GIVEN REQUEST:
Give back a single number, the count of lines containing the word "large".

:: SUPPLIED ENTRIES

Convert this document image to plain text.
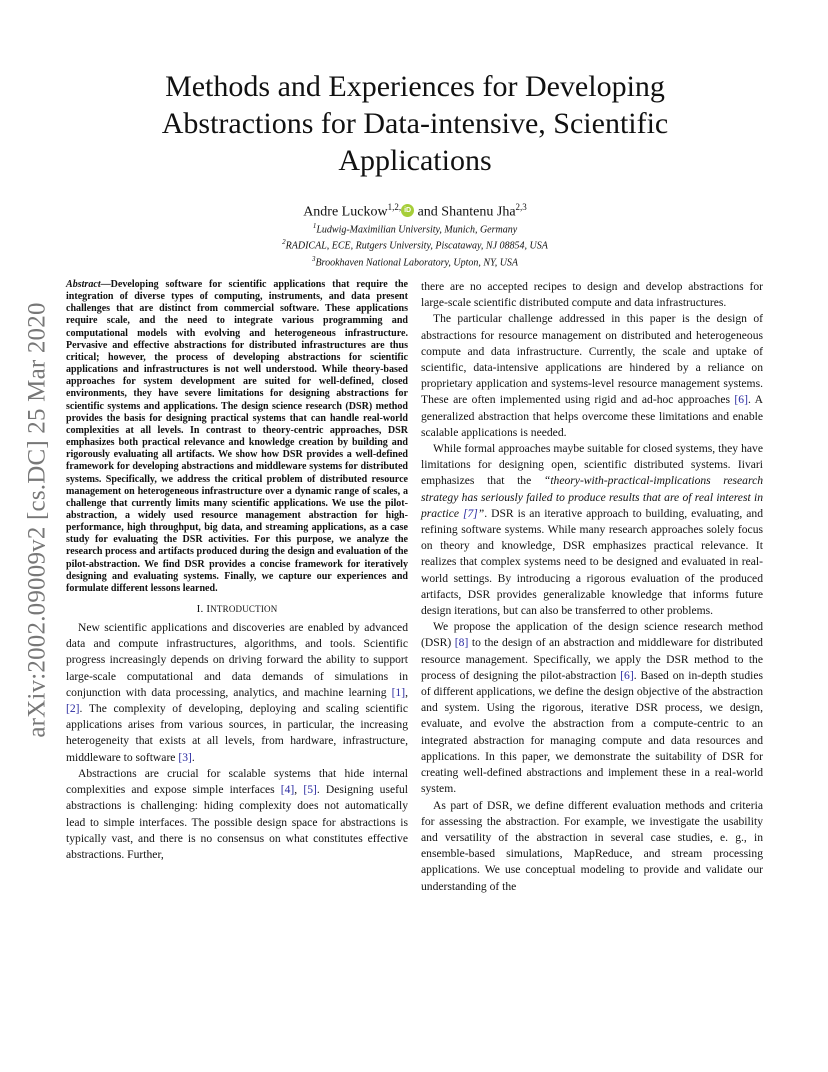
arXiv:2002.09009v2 [cs.DC] 25 Mar 2020
Methods and Experiences for Developing Abstractions for Data-intensive, Scientific Applications
Andre Luckow$^{1,2,}$ iD and Shantenu Jha$^{2,3}$
$^1$Ludwig-Maximilian University, Munich, Germany
$^2$RADICAL, ECE, Rutgers University, Piscataway, NJ 08854, USA
$^3$Brookhaven National Laboratory, Upton, NY, USA

Abstract—Developing software for scientific applications that require the integration of diverse types of computing, instruments, and data present challenges that are distinct from commercial software. These applications require scale, and the need to integrate various programming and computational models with evolving and heterogeneous infrastructure. Pervasive and effective abstractions for distributed infrastructures are thus critical; however, the process of developing abstractions for scientific applications and infrastructures is not well understood. While theory-based approaches for system development are suited for well-defined, closed environments, they have severe limitations for designing abstractions for scientific systems and applications. The design science research (DSR) method provides the basis for designing practical systems that can handle real-world complexities at all levels. In contrast to theory-centric approaches, DSR emphasizes both practical relevance and knowledge creation by building and rigorously evaluating all artifacts. We show how DSR provides a well-defined framework for developing abstractions and middleware systems for distributed systems. Specifically, we address the critical problem of distributed resource management on heterogeneous infrastructure over a dynamic range of scales, a challenge that currently limits many scientific applications. We use the pilot-abstraction, a widely used resource management abstraction for high-performance, high throughput, big data, and streaming applications, as a case study for evaluating the DSR activities. For this purpose, we analyze the research process and artifacts produced during the design and evaluation of the pilot-abstraction. We find DSR provides a concise framework for iteratively designing and evaluating systems. Finally, we capture our experiences and formulate different lessons learned.

I. INTRODUCTION

New scientific applications and discoveries are enabled by advanced data and compute infrastructures, algorithms, and tools. Scientific progress increasingly depends on driving forward the ability to support large-scale computational and data demands of simulations in conjunction with data processing, analytics, and machine learning [1], [2]. The complexity of developing, deploying and scaling scientific applications arises from various sources, in particular, the increasing heterogeneity that exists at all levels, from hardware, infrastructure, middleware to software [3].

Abstractions are crucial for scalable systems that hide internal complexities and expose simple interfaces [4], [5]. Designing useful abstractions is challenging: hiding complexity does not automatically lead to simple interfaces. The possible design space for abstractions is typically vast, and there is no consensus on what constitutes effective abstractions. Further,

there are no accepted recipes to design and develop abstractions for large-scale scientific distributed compute and data infrastructures.

The particular challenge addressed in this paper is the design of abstractions for resource management on distributed and heterogeneous compute and data infrastructure. Currently, the scale and uptake of scientific, data-intensive applications are hindered by a reliance on proprietary application and systems-level resource management systems. These are often implemented using rigid and ad-hoc approaches [6]. A generalized abstraction that helps overcome these limitations and enable scalable applications is needed.

While formal approaches maybe suitable for closed systems, they have limitations for designing open, scientific distributed systems. Iivari emphasizes that the “theory-with-practical-implications research strategy has seriously failed to produce results that are of real interest in practice [7]”. DSR is an iterative approach to building, evaluating, and refining software systems. While many research approaches solely focus on theory and knowledge, DSR emphasizes practical relevance. It realizes that complex systems need to be designed and evaluated in real-world settings. By introducing a rigorous evaluation of the produced artifacts, DSR provides generalizable knowledge that informs future design iterations, but can also be transferred to other problems.

We propose the application of the design science research method (DSR) [8] to the design of an abstraction and middleware for distributed resource management. Specifically, we apply the DSR method to the process of designing the pilot-abstraction [6]. Based on in-depth studies of different applications, we define the design objective of the abstraction and system. Using the rigorous, iterative DSR process, we design, evaluate, and evolve the abstraction from a compute-centric to an integrated abstraction for managing compute and data resources and applications. In this paper, we demonstrate the suitability of DSR for creating well-defined abstractions and implement these in a real-world system.

As part of DSR, we define different evaluation methods and criteria for assessing the abstraction. For example, we investigate the usability and versatility of the abstraction in several case studies, e. g., in ensemble-based simulations, MapReduce, and stream processing applications. We use conceptual modeling to provide and validate our understanding of the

::::

TASK RESULT:
2